Background

 

There are several types of radiation including alpha-, beta-, gamma-, and neutron radiation. The way that radiation affects our cells is very complex and depends on many factors including the radiation type, the exposure time and magnitude, shielding and distance from the radiation source, and the type of cells that were exposed to the radiation. In accident conditions, methods including external dosimetry (‘badges’), internal dosimetry (detection of radionuclides in body fluid samples) and biodosimetry (the detection of changes in human cells or cell components due to radiation exposure) can be used to determine how much radiation a person has received.

 

Gamma radiation can penetrate objects easily (Brain, 1998-2004), but deposits little energy in one place. However, gamma can still cause interchromosomal translocations and (much more rarely) intrachromosomal rearrangements. To detect these translocations, methods such as the dicentric chromosome assay (DCA) (Thrower and Bloom, 2001), and whole chromosomal fluorescence in situ hybridization (whole chromosomal FISH) are used. DCA detects rearrangements that produce a chromosome with more than one centromere. Whole chromosomal FISH is used to ‘paint’ whole chromosomes a specific colour. In this way, interchromosomal rearrangements are quantified by counting unexpected colour junctions. A colour junction is when, for example, there are both green- and red-coloured segments on one chromosome (Figure 1). When such an observation is made, it is evident that a rearrangement has taken place since the green chromosome must have had an exchange (translocation) with a red chromosome.

 


Figure 1: Example of translocation


Note that both the DCA and whole chromosome FISH techniques test for alterations in the segments between two chromosomes. However these methods do not detect any intrachromosomal alterations (inversions). Radiation types that deposit their energy over a short distance such as alpha radiation can more frequently cause intrachromosomal alterations than gamma radiation because these types of radiation deposit their energy in one region, so several strand breaks may occur along one chromosome. Alpha particles can cause both interchromosomal and intrachromosomal rearrangements, (Anderson, Stevens, et al., 2002) but when considering alpha exposures, the use of only the DCA or whole chromosome FISH may underestimate the dose, since intrachromosomal mutations are undetected and thus not accounted for.

--------------------

▶ Exercise directions: According to the background passage on radiation, what kind of rearrangement does the dicentric chromosome assay detect?

--------------------

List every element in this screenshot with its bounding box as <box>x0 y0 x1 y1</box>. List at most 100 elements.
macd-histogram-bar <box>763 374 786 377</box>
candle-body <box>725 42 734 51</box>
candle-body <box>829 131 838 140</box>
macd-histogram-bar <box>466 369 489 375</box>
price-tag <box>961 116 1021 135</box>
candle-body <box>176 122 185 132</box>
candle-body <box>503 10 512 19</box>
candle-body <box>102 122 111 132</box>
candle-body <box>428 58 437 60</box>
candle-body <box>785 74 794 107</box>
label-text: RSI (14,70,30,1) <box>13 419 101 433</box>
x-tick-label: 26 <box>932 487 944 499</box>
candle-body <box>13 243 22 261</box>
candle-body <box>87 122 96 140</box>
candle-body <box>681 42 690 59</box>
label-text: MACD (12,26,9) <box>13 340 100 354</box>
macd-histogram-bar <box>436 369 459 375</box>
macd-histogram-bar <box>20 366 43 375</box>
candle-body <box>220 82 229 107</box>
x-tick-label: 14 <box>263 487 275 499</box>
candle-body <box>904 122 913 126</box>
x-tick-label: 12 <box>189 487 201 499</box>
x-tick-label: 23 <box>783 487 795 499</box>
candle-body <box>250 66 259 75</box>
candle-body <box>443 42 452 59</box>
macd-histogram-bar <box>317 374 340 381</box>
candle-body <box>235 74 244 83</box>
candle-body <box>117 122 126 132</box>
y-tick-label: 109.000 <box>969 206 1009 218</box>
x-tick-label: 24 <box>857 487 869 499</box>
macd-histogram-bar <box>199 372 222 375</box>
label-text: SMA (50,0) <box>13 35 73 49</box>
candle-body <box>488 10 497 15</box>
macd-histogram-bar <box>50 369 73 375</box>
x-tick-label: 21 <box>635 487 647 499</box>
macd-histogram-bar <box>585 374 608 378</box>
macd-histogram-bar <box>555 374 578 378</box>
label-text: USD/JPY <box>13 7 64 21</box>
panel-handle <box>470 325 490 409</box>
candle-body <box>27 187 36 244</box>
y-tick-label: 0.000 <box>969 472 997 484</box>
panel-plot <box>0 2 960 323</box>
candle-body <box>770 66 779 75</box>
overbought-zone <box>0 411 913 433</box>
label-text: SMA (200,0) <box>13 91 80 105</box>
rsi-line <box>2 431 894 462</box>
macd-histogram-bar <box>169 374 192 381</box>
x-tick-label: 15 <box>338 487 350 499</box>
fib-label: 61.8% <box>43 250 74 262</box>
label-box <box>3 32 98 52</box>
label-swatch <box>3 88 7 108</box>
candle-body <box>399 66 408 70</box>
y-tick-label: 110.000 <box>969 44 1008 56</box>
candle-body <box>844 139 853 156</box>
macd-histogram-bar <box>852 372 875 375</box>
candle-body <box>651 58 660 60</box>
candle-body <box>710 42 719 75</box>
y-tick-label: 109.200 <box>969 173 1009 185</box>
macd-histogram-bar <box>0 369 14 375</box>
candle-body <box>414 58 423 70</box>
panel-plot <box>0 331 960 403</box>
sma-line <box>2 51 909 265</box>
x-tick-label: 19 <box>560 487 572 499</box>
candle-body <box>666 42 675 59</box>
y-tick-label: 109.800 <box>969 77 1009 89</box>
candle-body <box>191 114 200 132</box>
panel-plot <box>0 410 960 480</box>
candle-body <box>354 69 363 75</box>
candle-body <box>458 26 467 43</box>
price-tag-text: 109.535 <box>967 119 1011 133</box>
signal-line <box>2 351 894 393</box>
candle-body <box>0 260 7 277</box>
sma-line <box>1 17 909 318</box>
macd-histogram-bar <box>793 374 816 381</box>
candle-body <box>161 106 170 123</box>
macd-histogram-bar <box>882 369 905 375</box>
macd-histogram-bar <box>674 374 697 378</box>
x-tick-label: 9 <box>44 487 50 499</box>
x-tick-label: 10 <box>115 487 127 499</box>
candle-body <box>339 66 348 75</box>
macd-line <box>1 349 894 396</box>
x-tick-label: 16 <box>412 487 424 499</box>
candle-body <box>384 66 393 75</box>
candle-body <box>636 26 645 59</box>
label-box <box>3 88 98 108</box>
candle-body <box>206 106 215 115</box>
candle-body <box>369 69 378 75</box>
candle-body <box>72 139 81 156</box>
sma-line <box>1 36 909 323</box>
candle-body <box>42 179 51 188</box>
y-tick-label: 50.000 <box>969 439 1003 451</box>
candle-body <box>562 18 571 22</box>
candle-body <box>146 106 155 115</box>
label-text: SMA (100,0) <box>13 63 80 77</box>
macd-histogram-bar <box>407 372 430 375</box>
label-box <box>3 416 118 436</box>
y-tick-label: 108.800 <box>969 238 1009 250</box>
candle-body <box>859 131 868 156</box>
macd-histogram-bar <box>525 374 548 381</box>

--------------------

▶ Task response: It detects rearrangements that produce a chromosome with more than one centromere.